» Problem to work on:
Copy the data below exactly.

» Dataset items:
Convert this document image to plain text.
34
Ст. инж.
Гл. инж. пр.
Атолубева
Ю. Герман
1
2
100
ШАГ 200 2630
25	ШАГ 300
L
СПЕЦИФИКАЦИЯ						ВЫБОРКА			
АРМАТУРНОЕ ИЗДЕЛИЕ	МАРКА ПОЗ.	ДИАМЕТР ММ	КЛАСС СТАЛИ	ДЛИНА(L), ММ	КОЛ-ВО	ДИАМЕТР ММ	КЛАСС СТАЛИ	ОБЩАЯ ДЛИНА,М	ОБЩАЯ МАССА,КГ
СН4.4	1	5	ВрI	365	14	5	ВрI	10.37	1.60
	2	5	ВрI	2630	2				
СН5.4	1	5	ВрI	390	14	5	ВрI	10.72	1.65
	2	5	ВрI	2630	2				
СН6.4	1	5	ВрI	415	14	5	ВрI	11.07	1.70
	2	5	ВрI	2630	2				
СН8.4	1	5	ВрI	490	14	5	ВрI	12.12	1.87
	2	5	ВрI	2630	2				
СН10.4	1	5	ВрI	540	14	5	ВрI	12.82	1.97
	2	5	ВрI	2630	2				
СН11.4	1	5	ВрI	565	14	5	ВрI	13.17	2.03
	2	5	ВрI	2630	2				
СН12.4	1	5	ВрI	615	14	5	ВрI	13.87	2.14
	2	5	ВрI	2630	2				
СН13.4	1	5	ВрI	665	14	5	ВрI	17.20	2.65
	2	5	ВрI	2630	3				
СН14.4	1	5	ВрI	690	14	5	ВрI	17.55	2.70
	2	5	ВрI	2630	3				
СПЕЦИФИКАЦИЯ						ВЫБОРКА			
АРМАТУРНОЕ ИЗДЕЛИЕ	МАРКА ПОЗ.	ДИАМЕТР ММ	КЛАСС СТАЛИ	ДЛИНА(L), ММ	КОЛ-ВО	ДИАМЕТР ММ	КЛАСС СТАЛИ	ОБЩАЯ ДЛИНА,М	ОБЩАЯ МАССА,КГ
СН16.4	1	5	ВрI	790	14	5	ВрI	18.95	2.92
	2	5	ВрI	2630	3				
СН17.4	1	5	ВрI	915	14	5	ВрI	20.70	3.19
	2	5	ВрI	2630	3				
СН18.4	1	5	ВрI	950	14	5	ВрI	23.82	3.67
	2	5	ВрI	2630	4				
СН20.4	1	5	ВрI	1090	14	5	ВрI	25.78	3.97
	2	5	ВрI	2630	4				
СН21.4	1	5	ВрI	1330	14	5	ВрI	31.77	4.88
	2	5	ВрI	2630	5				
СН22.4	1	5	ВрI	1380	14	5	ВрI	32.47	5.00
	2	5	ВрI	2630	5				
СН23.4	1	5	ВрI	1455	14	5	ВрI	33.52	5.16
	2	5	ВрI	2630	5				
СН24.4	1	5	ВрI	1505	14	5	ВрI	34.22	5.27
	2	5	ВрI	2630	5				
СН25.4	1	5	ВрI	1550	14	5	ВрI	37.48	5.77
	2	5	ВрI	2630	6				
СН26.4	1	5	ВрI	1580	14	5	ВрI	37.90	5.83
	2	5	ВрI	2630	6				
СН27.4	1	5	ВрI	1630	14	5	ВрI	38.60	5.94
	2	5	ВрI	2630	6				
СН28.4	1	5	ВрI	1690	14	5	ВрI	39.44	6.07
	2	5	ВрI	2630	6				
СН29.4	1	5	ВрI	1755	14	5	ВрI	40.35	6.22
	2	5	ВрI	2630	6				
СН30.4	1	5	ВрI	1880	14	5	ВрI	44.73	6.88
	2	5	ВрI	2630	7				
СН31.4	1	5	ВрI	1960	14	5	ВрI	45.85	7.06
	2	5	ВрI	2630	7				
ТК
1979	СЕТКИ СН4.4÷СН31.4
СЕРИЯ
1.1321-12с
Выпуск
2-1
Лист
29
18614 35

» The reply:
Convert this document image to plain text.
34
Ст. инж.
Гл. инж. пр.
Атолубева
Ю. Герман
1
2
100
ШАГ 200 2630
25	ШАГ 300
L
СПЕЦИФИКАЦИЯ						ВЫБОРКА			
АРМАТУРНОЕ ИЗДЕЛИЕ	МАРКА ПОЗ.	ДИАМЕТР ММ	КЛАСС СТАЛИ	ДЛИНА(L), ММ	КОЛ-ВО	ДИАМЕТР ММ	КЛАСС СТАЛИ	ОБЩАЯ ДЛИНА,М	ОБЩАЯ МАССА,КГ
СН4.4	1	5	ВрI	365	14	5	ВрI	10.37	1.60
	2	5	ВрI	2630	2				
СН5.4	1	5	ВрI	390	14	5	ВрI	10.72	1.65
	2	5	ВрI	2630	2				
СН6.4	1	5	ВрI	415	14	5	ВрI	11.07	1.70
	2	5	ВрI	2630	2				
СН8.4	1	5	ВрI	490	14	5	ВрI	12.12	1.87
	2	5	ВрI	2630	2				
СН10.4	1	5	ВрI	540	14	5	ВрI	12.82	1.97
	2	5	ВрI	2630	2				
СН11.4	1	5	ВрI	565	14	5	ВрI	13.17	2.03
	2	5	ВрI	2630	2				
СН12.4	1	5	ВрI	615	14	5	ВрI	13.87	2.14
	2	5	ВрI	2630	2				
СН13.4	1	5	ВрI	665	14	5	ВрI	17.20	2.65
	2	5	ВрI	2630	3				
СН14.4	1	5	ВрI	690	14	5	ВрI	17.55	2.70
	2	5	ВрI	2630	3				
СПЕЦИФИКАЦИЯ						ВЫБОРКА			
АРМАТУРНОЕ ИЗДЕЛИЕ	МАРКА ПОЗ.	ДИАМЕТР ММ	КЛАСС СТАЛИ	ДЛИНА(L), ММ	КОЛ-ВО	ДИАМЕТР ММ	КЛАСС СТАЛИ	ОБЩАЯ ДЛИНА,М	ОБЩАЯ МАССА,КГ
СН16.4	1	5	ВрI	790	14	5	ВрI	18.95	2.92
	2	5	ВрI	2630	3				
СН17.4	1	5	ВрI	915	14	5	ВрI	20.70	3.19
	2	5	ВрI	2630	3				
СН18.4	1	5	ВрI	950	14	5	ВрI	23.82	3.67
	2	5	ВрI	2630	4				
СН20.4	1	5	ВрI	1090	14	5	ВрI	25.78	3.97
	2	5	ВрI	2630	4				
СН21.4	1	5	ВрI	1330	14	5	ВрI	31.77	4.88
	2	5	ВрI	2630	5				
СН22.4	1	5	ВрI	1380	14	5	ВрI	32.47	5.00
	2	5	ВрI	2630	5				
СН23.4	1	5	ВрI	1455	14	5	ВрI	33.52	5.16
	2	5	ВрI	2630	5				
СН24.4	1	5	ВрI	1505	14	5	ВрI	34.22	5.27
	2	5	ВрI	2630	5				
СН25.4	1	5	ВрI	1550	14	5	ВрI	37.48	5.77
	2	5	ВрI	2630	6				
СН26.4	1	5	ВрI	1580	14	5	ВрI	37.90	5.83
	2	5	ВрI	2630	6				
СН27.4	1	5	ВрI	1630	14	5	ВрI	38.60	5.94
	2	5	ВрI	2630	6				
СН28.4	1	5	ВрI	1690	14	5	ВрI	39.44	6.07
	2	5	ВрI	2630	6				
СН29.4	1	5	ВрI	1755	14	5	ВрI	40.35	6.22
	2	5	ВрI	2630	6				
СН30.4	1	5	ВрI	1880	14	5	ВрI	44.73	6.88
	2	5	ВрI	2630	7				
СН31.4	1	5	ВрI	1960	14	5	ВрI	45.85	7.06
	2	5	ВрI	2630	7				
ТК
1979	СЕТКИ СН4.4÷СН31.4
СЕРИЯ
1.1321-12с
Выпуск
2-1
Лист
29
18614 35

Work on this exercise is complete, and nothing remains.